Figure collection entries ▸
+++++

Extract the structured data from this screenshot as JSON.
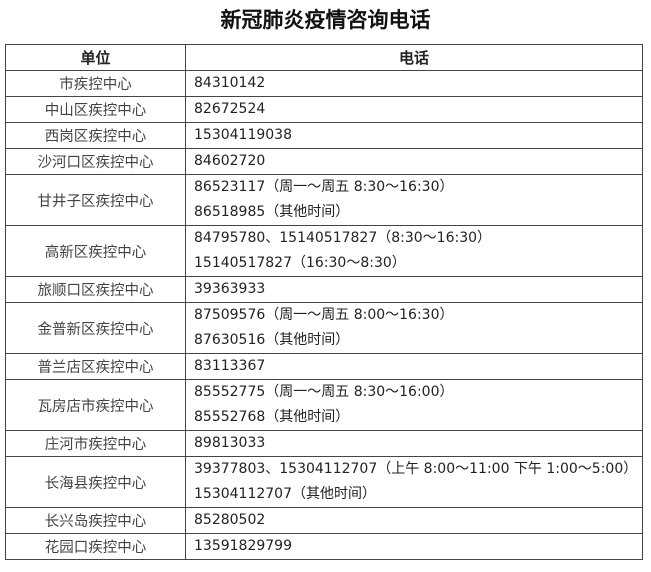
{
  "title": "新冠肺炎疫情咨询电话",
  "headers": {
    "unit": "单位",
    "phone": "电话"
  },
  "rows": [
    {
      "unit": "市疾控中心",
      "phones": [
        "84310142"
      ]
    },
    {
      "unit": "中山区疾控中心",
      "phones": [
        "82672524"
      ]
    },
    {
      "unit": "西岗区疾控中心",
      "phones": [
        "15304119038"
      ]
    },
    {
      "unit": "沙河口区疾控中心",
      "phones": [
        "84602720"
      ]
    },
    {
      "unit": "甘井子区疾控中心",
      "phones": [
        "86523117（周一～周五 8:30～16:30）",
        "86518985（其他时间）"
      ]
    },
    {
      "unit": "高新区疾控中心",
      "phones": [
        "84795780、15140517827（8:30～16:30）",
        "15140517827（16:30～8:30）"
      ]
    },
    {
      "unit": "旅顺口区疾控中心",
      "phones": [
        "39363933"
      ]
    },
    {
      "unit": "金普新区疾控中心",
      "phones": [
        "87509576（周一～周五 8:00～16:30）",
        "87630516（其他时间）"
      ]
    },
    {
      "unit": "普兰店区疾控中心",
      "phones": [
        "83113367"
      ]
    },
    {
      "unit": "瓦房店市疾控中心",
      "phones": [
        "85552775（周一～周五 8:30～16:00）",
        "85552768（其他时间）"
      ]
    },
    {
      "unit": "庄河市疾控中心",
      "phones": [
        "89813033"
      ]
    },
    {
      "unit": "长海县疾控中心",
      "phones": [
        "39377803、15304112707（上午 8:00～11:00  下午 1:00～5:00）",
        "15304112707（其他时间）"
      ]
    },
    {
      "unit": "长兴岛疾控中心",
      "phones": [
        "85280502"
      ]
    },
    {
      "unit": "花园口疾控中心",
      "phones": [
        "13591829799"
      ]
    }
  ]
}
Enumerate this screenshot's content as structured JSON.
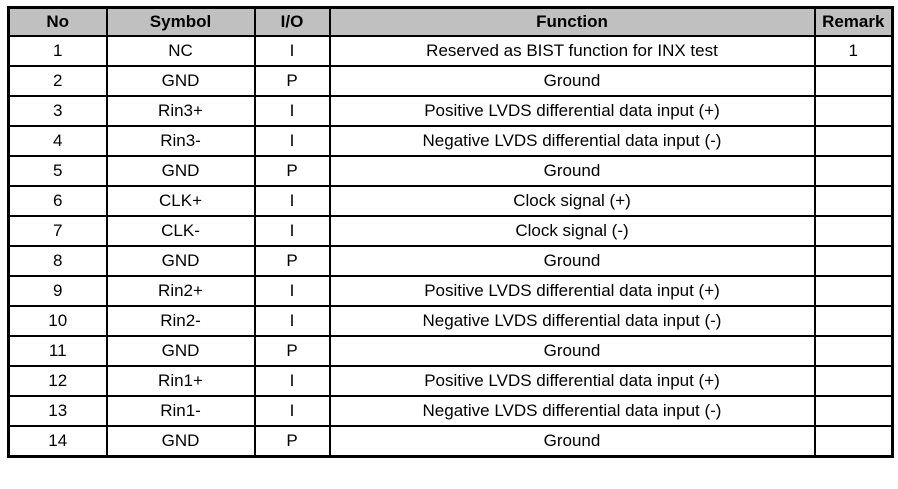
{
  "table": {
    "colors": {
      "header_bg": "#c0c0c0",
      "border": "#000000",
      "text": "#000000",
      "background": "#ffffff"
    },
    "columns": [
      "No",
      "Symbol",
      "I/O",
      "Function",
      "Remark"
    ],
    "rows": [
      {
        "no": "1",
        "symbol": "NC",
        "io": "I",
        "function": "Reserved as BIST function for INX test",
        "remark": "1"
      },
      {
        "no": "2",
        "symbol": "GND",
        "io": "P",
        "function": "Ground",
        "remark": ""
      },
      {
        "no": "3",
        "symbol": "Rin3+",
        "io": "I",
        "function": "Positive LVDS differential data input (+)",
        "remark": ""
      },
      {
        "no": "4",
        "symbol": "Rin3-",
        "io": "I",
        "function": "Negative LVDS differential data input (-)",
        "remark": ""
      },
      {
        "no": "5",
        "symbol": "GND",
        "io": "P",
        "function": "Ground",
        "remark": ""
      },
      {
        "no": "6",
        "symbol": "CLK+",
        "io": "I",
        "function": "Clock signal (+)",
        "remark": ""
      },
      {
        "no": "7",
        "symbol": "CLK-",
        "io": "I",
        "function": "Clock signal (-)",
        "remark": ""
      },
      {
        "no": "8",
        "symbol": "GND",
        "io": "P",
        "function": "Ground",
        "remark": ""
      },
      {
        "no": "9",
        "symbol": "Rin2+",
        "io": "I",
        "function": "Positive LVDS differential data input (+)",
        "remark": ""
      },
      {
        "no": "10",
        "symbol": "Rin2-",
        "io": "I",
        "function": "Negative LVDS differential data input (-)",
        "remark": ""
      },
      {
        "no": "11",
        "symbol": "GND",
        "io": "P",
        "function": "Ground",
        "remark": ""
      },
      {
        "no": "12",
        "symbol": "Rin1+",
        "io": "I",
        "function": "Positive LVDS differential data input (+)",
        "remark": ""
      },
      {
        "no": "13",
        "symbol": "Rin1-",
        "io": "I",
        "function": "Negative LVDS differential data input (-)",
        "remark": ""
      },
      {
        "no": "14",
        "symbol": "GND",
        "io": "P",
        "function": "Ground",
        "remark": ""
      }
    ]
  }
}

+++++

Required work ▸ Set the entries down again exactly. Do not include the images.

Written answer ▸
Extract the structured data from this screenshot as JSON.
{
  "title": "新冠肺炎疫情咨询电话",
  "headers": {
    "unit": "单位",
    "phone": "电话"
  },
  "rows": [
    {
      "unit": "市疾控中心",
      "phones": [
        "84310142"
      ]
    },
    {
      "unit": "中山区疾控中心",
      "phones": [
        "82672524"
      ]
    },
    {
      "unit": "西岗区疾控中心",
      "phones": [
        "15304119038"
      ]
    },
    {
      "unit": "沙河口区疾控中心",
      "phones": [
        "84602720"
      ]
    },
    {
      "unit": "甘井子区疾控中心",
      "phones": [
        "86523117（周一～周五 8:30～16:30）",
        "86518985（其他时间）"
      ]
    },
    {
      "unit": "高新区疾控中心",
      "phones": [
        "84795780、15140517827（8:30～16:30）",
        "15140517827（16:30～8:30）"
      ]
    },
    {
      "unit": "旅顺口区疾控中心",
      "phones": [
        "39363933"
      ]
    },
    {
      "unit": "金普新区疾控中心",
      "phones": [
        "87509576（周一～周五 8:00～16:30）",
        "87630516（其他时间）"
      ]
    },
    {
      "unit": "普兰店区疾控中心",
      "phones": [
        "83113367"
      ]
    },
    {
      "unit": "瓦房店市疾控中心",
      "phones": [
        "85552775（周一～周五 8:30～16:00）",
        "85552768（其他时间）"
      ]
    },
    {
      "unit": "庄河市疾控中心",
      "phones": [
        "89813033"
      ]
    },
    {
      "unit": "长海县疾控中心",
      "phones": [
        "39377803、15304112707（上午 8:00～11:00  下午 1:00～5:00）",
        "15304112707（其他时间）"
      ]
    },
    {
      "unit": "长兴岛疾控中心",
      "phones": [
        "85280502"
      ]
    },
    {
      "unit": "花园口疾控中心",
      "phones": [
        "13591829799"
      ]
    }
  ]
}
Enumerate this screenshot's content as structured JSON.
{
  "table": {
    "colors": {
      "header_bg": "#c0c0c0",
      "border": "#000000",
      "text": "#000000",
      "background": "#ffffff"
    },
    "columns": [
      "No",
      "Symbol",
      "I/O",
      "Function",
      "Remark"
    ],
    "rows": [
      {
        "no": "1",
        "symbol": "NC",
        "io": "I",
        "function": "Reserved as BIST function for INX test",
        "remark": "1"
      },
      {
        "no": "2",
        "symbol": "GND",
        "io": "P",
        "function": "Ground",
        "remark": ""
      },
      {
        "no": "3",
        "symbol": "Rin3+",
        "io": "I",
        "function": "Positive LVDS differential data input (+)",
        "remark": ""
      },
      {
        "no": "4",
        "symbol": "Rin3-",
        "io": "I",
        "function": "Negative LVDS differential data input (-)",
        "remark": ""
      },
      {
        "no": "5",
        "symbol": "GND",
        "io": "P",
        "function": "Ground",
        "remark": ""
      },
      {
        "no": "6",
        "symbol": "CLK+",
        "io": "I",
        "function": "Clock signal (+)",
        "remark": ""
      },
      {
        "no": "7",
        "symbol": "CLK-",
        "io": "I",
        "function": "Clock signal (-)",
        "remark": ""
      },
      {
        "no": "8",
        "symbol": "GND",
        "io": "P",
        "function": "Ground",
        "remark": ""
      },
      {
        "no": "9",
        "symbol": "Rin2+",
        "io": "I",
        "function": "Positive LVDS differential data input (+)",
        "remark": ""
      },
      {
        "no": "10",
        "symbol": "Rin2-",
        "io": "I",
        "function": "Negative LVDS differential data input (-)",
        "remark": ""
      },
      {
        "no": "11",
        "symbol": "GND",
        "io": "P",
        "function": "Ground",
        "remark": ""
      },
      {
        "no": "12",
        "symbol": "Rin1+",
        "io": "I",
        "function": "Positive LVDS differential data input (+)",
        "remark": ""
      },
      {
        "no": "13",
        "symbol": "Rin1-",
        "io": "I",
        "function": "Negative LVDS differential data input (-)",
        "remark": ""
      },
      {
        "no": "14",
        "symbol": "GND",
        "io": "P",
        "function": "Ground",
        "remark": ""
      }
    ]
  }
}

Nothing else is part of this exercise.